_DATA PROVIDED_:
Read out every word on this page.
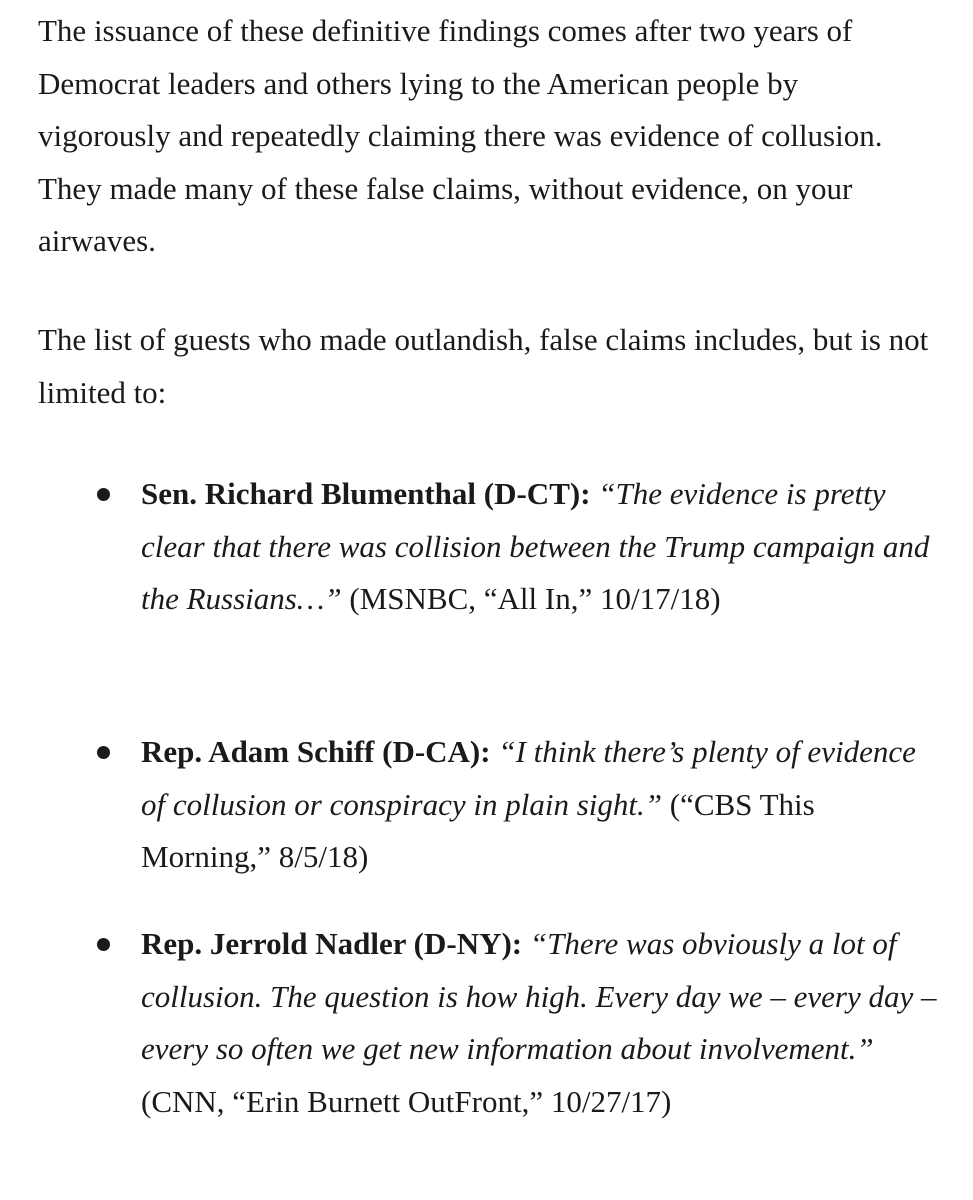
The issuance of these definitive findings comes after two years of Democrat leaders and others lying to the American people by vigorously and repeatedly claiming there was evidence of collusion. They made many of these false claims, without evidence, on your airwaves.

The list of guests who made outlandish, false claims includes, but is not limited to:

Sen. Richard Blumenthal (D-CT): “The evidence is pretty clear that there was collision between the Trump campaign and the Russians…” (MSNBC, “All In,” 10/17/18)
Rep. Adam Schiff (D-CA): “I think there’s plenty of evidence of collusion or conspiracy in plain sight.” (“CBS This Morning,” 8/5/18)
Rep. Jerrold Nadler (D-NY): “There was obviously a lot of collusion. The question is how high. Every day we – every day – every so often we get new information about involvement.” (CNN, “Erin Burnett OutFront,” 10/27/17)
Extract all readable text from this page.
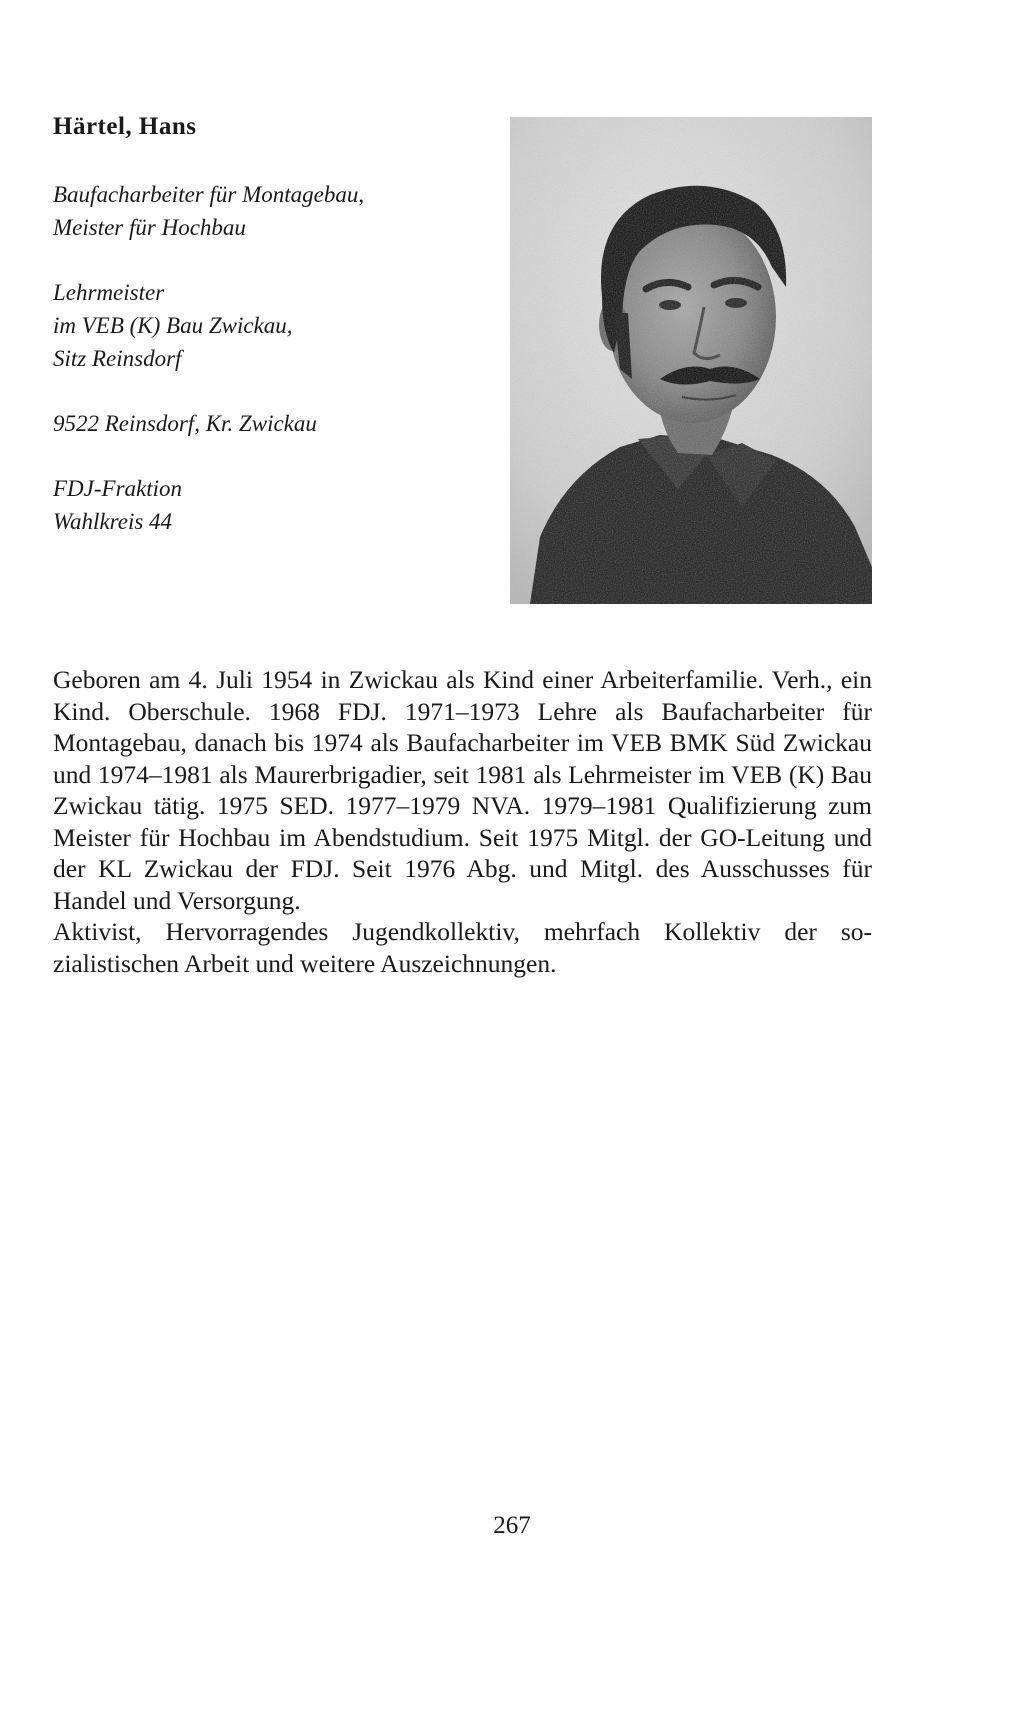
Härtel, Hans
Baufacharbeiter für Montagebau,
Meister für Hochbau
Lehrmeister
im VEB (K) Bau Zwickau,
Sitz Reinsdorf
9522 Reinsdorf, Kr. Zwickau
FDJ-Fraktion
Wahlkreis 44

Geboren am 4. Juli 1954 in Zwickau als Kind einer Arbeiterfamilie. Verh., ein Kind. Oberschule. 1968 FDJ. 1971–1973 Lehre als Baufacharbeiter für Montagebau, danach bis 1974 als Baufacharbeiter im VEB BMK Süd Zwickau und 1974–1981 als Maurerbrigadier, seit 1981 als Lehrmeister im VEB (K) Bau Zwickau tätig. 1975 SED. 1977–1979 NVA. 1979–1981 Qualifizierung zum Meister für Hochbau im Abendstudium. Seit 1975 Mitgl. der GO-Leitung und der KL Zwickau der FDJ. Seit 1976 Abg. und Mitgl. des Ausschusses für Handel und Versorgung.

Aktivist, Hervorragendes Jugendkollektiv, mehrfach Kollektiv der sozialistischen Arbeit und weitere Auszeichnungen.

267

_EXERCISE INSTRUCTIONS_: Output all the records, word for word, with no pictures in the copy.

_SOLUTION TO THIS TASK_:
Read out every word on this page.
The issuance of these definitive findings comes after two years of Democrat leaders and others lying to the American people by vigorously and repeatedly claiming there was evidence of collusion. They made many of these false claims, without evidence, on your airwaves.

The list of guests who made outlandish, false claims includes, but is not limited to:

Sen. Richard Blumenthal (D-CT): “The evidence is pretty clear that there was collision between the Trump campaign and the Russians…” (MSNBC, “All In,” 10/17/18)
Rep. Adam Schiff (D-CA): “I think there’s plenty of evidence of collusion or conspiracy in plain sight.” (“CBS This Morning,” 8/5/18)
Rep. Jerrold Nadler (D-NY): “There was obviously a lot of collusion. The question is how high. Every day we – every day – every so often we get new information about involvement.” (CNN, “Erin Burnett OutFront,” 10/27/17)
Extract all readable text from this page.
Härtel, Hans
Baufacharbeiter für Montagebau,
Meister für Hochbau
Lehrmeister
im VEB (K) Bau Zwickau,
Sitz Reinsdorf
9522 Reinsdorf, Kr. Zwickau
FDJ-Fraktion
Wahlkreis 44

Geboren am 4. Juli 1954 in Zwickau als Kind einer Arbeiterfamilie. Verh., ein Kind. Oberschule. 1968 FDJ. 1971–1973 Lehre als Baufacharbeiter für Montagebau, danach bis 1974 als Baufacharbeiter im VEB BMK Süd Zwickau und 1974–1981 als Maurerbrigadier, seit 1981 als Lehrmeister im VEB (K) Bau Zwickau tätig. 1975 SED. 1977–1979 NVA. 1979–1981 Qualifizierung zum Meister für Hochbau im Abendstudium. Seit 1975 Mitgl. der GO-Leitung und der KL Zwickau der FDJ. Seit 1976 Abg. und Mitgl. des Ausschusses für Handel und Versorgung.

Aktivist, Hervorragendes Jugendkollektiv, mehrfach Kollektiv der sozialistischen Arbeit und weitere Auszeichnungen.

267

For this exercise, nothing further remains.